- _What is asked_:
In the column on Saudi Arabia, swap "Glasgow Herald" for "Daily Telegraph" and write out the passage from "New Hampshire" to "gist of it.".

- _Text extract_:
——————

Mark Steyn says the so-called realists are wrong about the war on terror, and suggests that ‘creative disruption’ is the best way to deal with Saudi Arabia

5 June 2004

12:00 AM

5 June 2004

12:00 AM

Mark Steyn says the so-called realists are wrong about the war on terror, and suggests that ‘creative disruption’ is the best way to deal with Saudi Arabia

New Hampshire

Here’s a headline from Tuesday’s Glasgow Herald: ‘Saudi Security Forces “Allowed the Killers to Escape”’.

Hold that thought for a moment. For two-and-three-quarter years now, there’s been a continuing debate between, loosely, the ‘neoconservatives’ and the ‘realists’. The old realpolitik crowd dispute that the war on terror is a war at all, except in the debased sense of the ‘war on drugs’. That’s to say, terror, like drugs, will always be with us, and the best thing to do is manage and contain the situation through the usual long-established mechanisms — a quiet word with Crown Prince Abdullah here, a modest initiative with M. Chirac there. Insofar as I can remember anything Sir Crispin Tickell or Lord Hurd said in these pages a few issues back, that seems to be the gist of it.

The problem, as some of us saw it, is that the realists aren’t very realistic. Arguably, it’s 40 years of Washington realpolitik in the Middle East that gave us 9/11. I said as much here a couple of weeks afterwards, advocating the dismantling of Saudi Arabia, and I’ve said it on many occasions since. Used to get appreciative notes from chaps at the Pentagon, and even on occasion from the State Department.

——————

- _Information shown_:

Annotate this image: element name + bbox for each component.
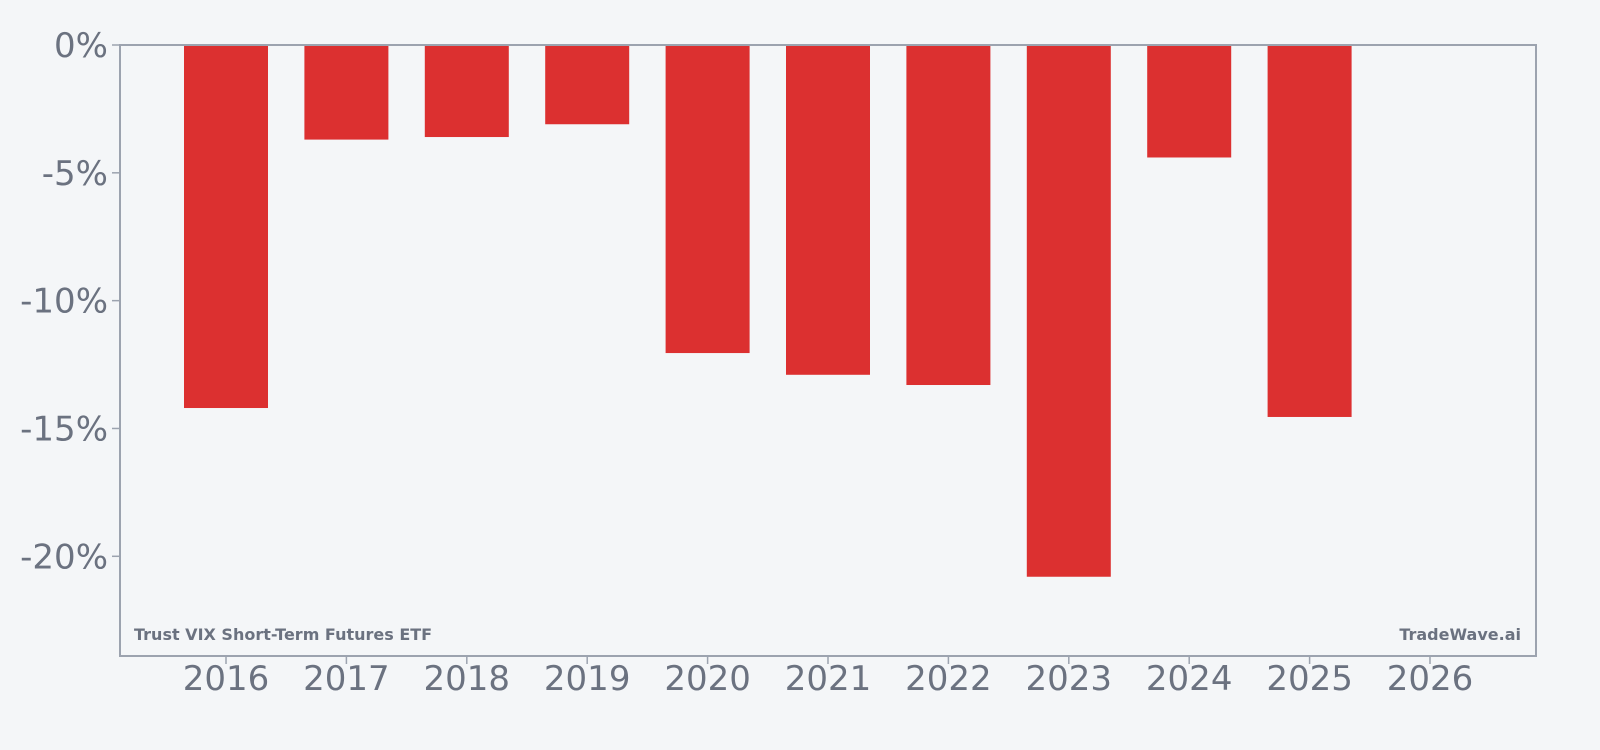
x-tick-label-2018: 2018 bbox=[424, 659, 511, 699]
x-tick-label-2026: 2026 bbox=[1387, 659, 1474, 699]
y-axis: 0% -5% -10% -15% -20% bbox=[20, 26, 120, 577]
bar-2016 bbox=[184, 45, 268, 409]
y-tick-label-2: -10% bbox=[20, 282, 108, 322]
y-tick-label-3: -15% bbox=[20, 409, 108, 449]
bar-2021 bbox=[786, 45, 870, 375]
y-tick-label-1: -5% bbox=[42, 154, 108, 194]
bar-2025 bbox=[1267, 45, 1352, 417]
y-tick-label-4: -20% bbox=[20, 537, 108, 577]
x-tick-label-2023: 2023 bbox=[1026, 659, 1113, 699]
bar-2022 bbox=[906, 45, 991, 386]
bar-2020 bbox=[665, 45, 750, 354]
watermark-left: Trust VIX Short-Term Futures ETF bbox=[134, 625, 432, 644]
x-axis: 2016 2017 2018 2019 2020 2021 2022 2023 2024 2025… bbox=[183, 656, 1474, 699]
x-tick-label-2025: 2025 bbox=[1266, 659, 1353, 699]
bar-2019 bbox=[545, 45, 630, 125]
watermark-right: TradeWave.ai bbox=[1399, 625, 1521, 644]
bar-2018 bbox=[424, 45, 509, 138]
x-tick-label-2016: 2016 bbox=[183, 659, 270, 699]
bar-2017 bbox=[304, 45, 389, 140]
x-tick-label-2024: 2024 bbox=[1146, 659, 1233, 699]
x-tick-label-2021: 2021 bbox=[785, 659, 872, 699]
x-tick-label-2019: 2019 bbox=[544, 659, 631, 699]
x-tick-label-2022: 2022 bbox=[905, 659, 992, 699]
bar-2024 bbox=[1147, 45, 1232, 158]
x-tick-label-2020: 2020 bbox=[664, 659, 751, 699]
bars-layer bbox=[184, 45, 1352, 577]
y-tick-label-0: 0% bbox=[54, 26, 108, 66]
x-tick-label-2017: 2017 bbox=[303, 659, 390, 699]
bar-2023 bbox=[1026, 45, 1111, 577]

——————

- _Response_:
New Hampshire

Here’s a headline from Tuesday’s Daily Telegraph: ‘Saudi Security Forces “Allowed the Killers to Escape”’.

Hold that thought for a moment. For two-and-three-quarter years now, there’s been a continuing debate between, loosely, the ‘neoconservatives’ and the ‘realists’. The old realpolitik crowd dispute that the war on terror is a war at all, except in the debased sense of the ‘war on drugs’. That’s to say, terror, like drugs, will always be with us, and the best thing to do is manage and contain the situation through the usual long-established mechanisms — a quiet word with Crown Prince Abdullah here, a modest initiative with M. Chirac there. Insofar as I can remember anything Sir Crispin Tickell or Lord Hurd said in these pages a few issues back, that seems to be the gist of it.